Description of the task -
Pull every "Current" line out of the data below.

* start Given information *

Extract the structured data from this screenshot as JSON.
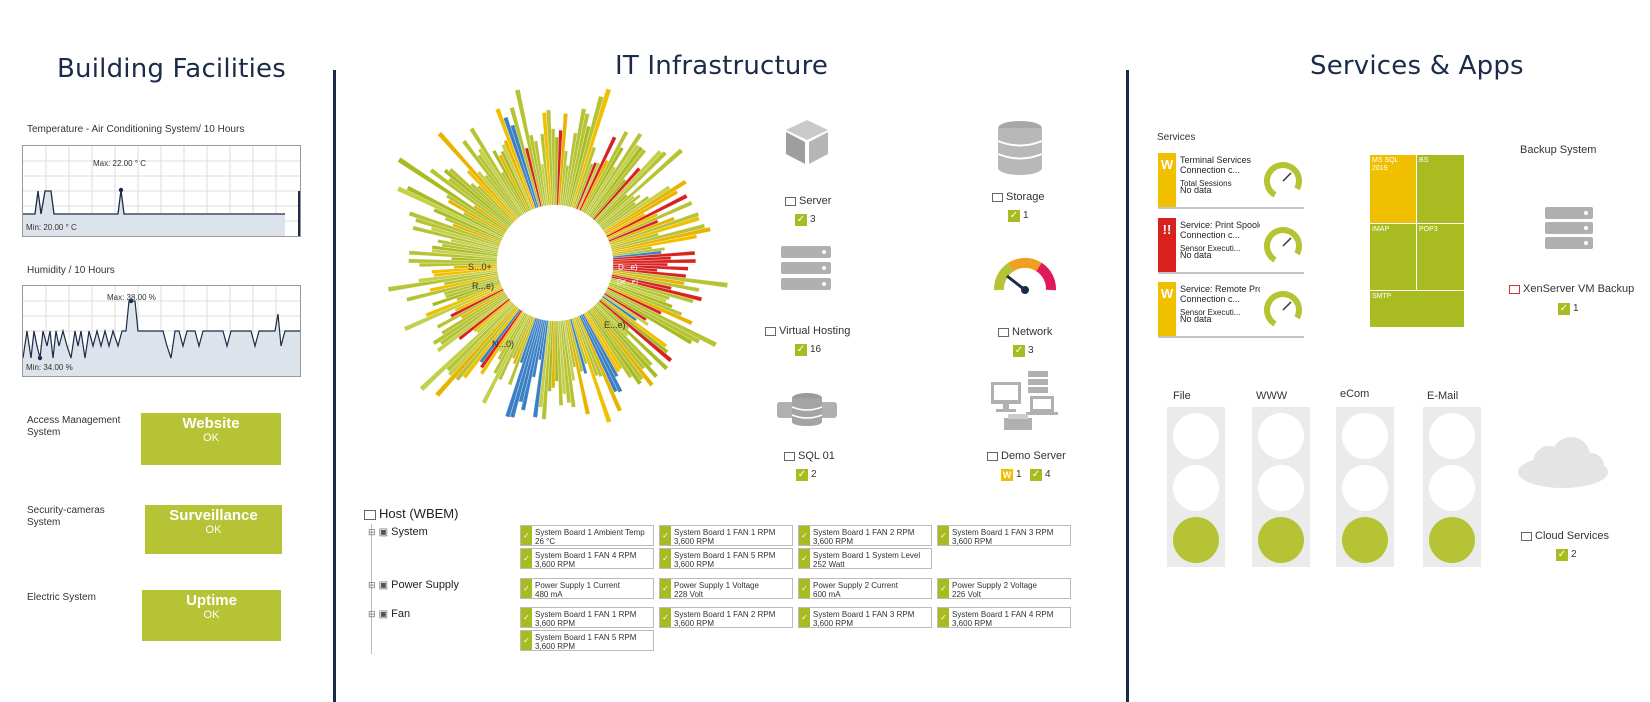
{
  "columns": {
    "building": "Building Facilities",
    "it": "IT Infrastructure",
    "services": "Services & Apps"
  },
  "building": {
    "temp_chart": {
      "title": "Temperature - Air Conditioning System/ 10 Hours",
      "max": "Max: 22.00 ° C",
      "min": "Min: 20.00 ° C"
    },
    "hum_chart": {
      "title": "Humidity / 10 Hours",
      "max": "Max: 38.00 %",
      "min": "Min: 34.00 %"
    },
    "tiles": [
      {
        "label": "Access Management System",
        "name": "Website",
        "status": "OK"
      },
      {
        "label": "Security-cameras System",
        "name": "Surveillance",
        "status": "OK"
      },
      {
        "label": "Electric System",
        "name": "Uptime",
        "status": "OK"
      }
    ]
  },
  "it": {
    "devices": [
      {
        "name": "Server",
        "count": "3"
      },
      {
        "name": "Storage",
        "count": "1"
      },
      {
        "name": "Virtual Hosting",
        "count": "16"
      },
      {
        "name": "Network",
        "count": "3"
      },
      {
        "name": "SQL 01",
        "count": "2"
      },
      {
        "name": "Demo Server",
        "warn": "1",
        "count": "4"
      }
    ],
    "sunburst_labels": [
      "D...e)",
      "De...e)",
      "R...e)",
      "S...0+",
      "N...0)",
      "E...e)"
    ],
    "host": {
      "title": "Host (WBEM)",
      "groups": [
        {
          "name": "System",
          "sensors": [
            {
              "name": "System Board 1 Ambient Temp",
              "value": "26 °C"
            },
            {
              "name": "System Board 1 FAN 1 RPM",
              "value": "3,600 RPM"
            },
            {
              "name": "System Board 1 FAN 2 RPM",
              "value": "3,600 RPM"
            },
            {
              "name": "System Board 1 FAN 3 RPM",
              "value": "3,600 RPM"
            },
            {
              "name": "System Board 1 FAN 4 RPM",
              "value": "3,600 RPM"
            },
            {
              "name": "System Board 1 FAN 5 RPM",
              "value": "3,600 RPM"
            },
            {
              "name": "System Board 1 System Level",
              "value": "252 Watt"
            }
          ]
        },
        {
          "name": "Power Supply",
          "sensors": [
            {
              "name": "Power Supply 1 Current",
              "value": "480 mA"
            },
            {
              "name": "Power Supply 1 Voltage",
              "value": "228 Volt"
            },
            {
              "name": "Power Supply 2 Current",
              "value": "600 mA"
            },
            {
              "name": "Power Supply 2 Voltage",
              "value": "226 Volt"
            }
          ]
        },
        {
          "name": "Fan",
          "sensors": [
            {
              "name": "System Board 1 FAN 1 RPM",
              "value": "3,600 RPM"
            },
            {
              "name": "System Board 1 FAN 2 RPM",
              "value": "3,600 RPM"
            },
            {
              "name": "System Board 1 FAN 3 RPM",
              "value": "3,600 RPM"
            },
            {
              "name": "System Board 1 FAN 4 RPM",
              "value": "3,600 RPM"
            },
            {
              "name": "System Board 1 FAN 5 RPM",
              "value": "3,600 RPM"
            }
          ]
        }
      ]
    }
  },
  "services": {
    "services_label": "Services",
    "items": [
      {
        "badge": "W",
        "color": "#f0c000",
        "title": "Terminal Services",
        "sub": "Connection c...",
        "metric": "Total Sessions",
        "value": "No data"
      },
      {
        "badge": "!!",
        "color": "#d9221f",
        "title": "Service: Print Spooler",
        "sub": "Connection c...",
        "metric": "Sensor Executi...",
        "value": "No data"
      },
      {
        "badge": "W",
        "color": "#f0c000",
        "title": "Service: Remote Procedu...",
        "sub": "Connection c...",
        "metric": "Sensor Executi...",
        "value": "No data"
      }
    ],
    "treemap": [
      "MS SQL 2019",
      "BS",
      "IMAP",
      "POP3",
      "SMTP"
    ],
    "backup": {
      "title": "Backup System",
      "name": "XenServer VM Backup",
      "count": "1"
    },
    "lights": [
      "File",
      "WWW",
      "eCom",
      "E-Mail"
    ],
    "cloud": {
      "name": "Cloud Services",
      "count": "2"
    }
  }
}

* end Given information *

Correct response -
              "name": "Power Supply 1 Current",
              "name": "Power Supply 2 Current",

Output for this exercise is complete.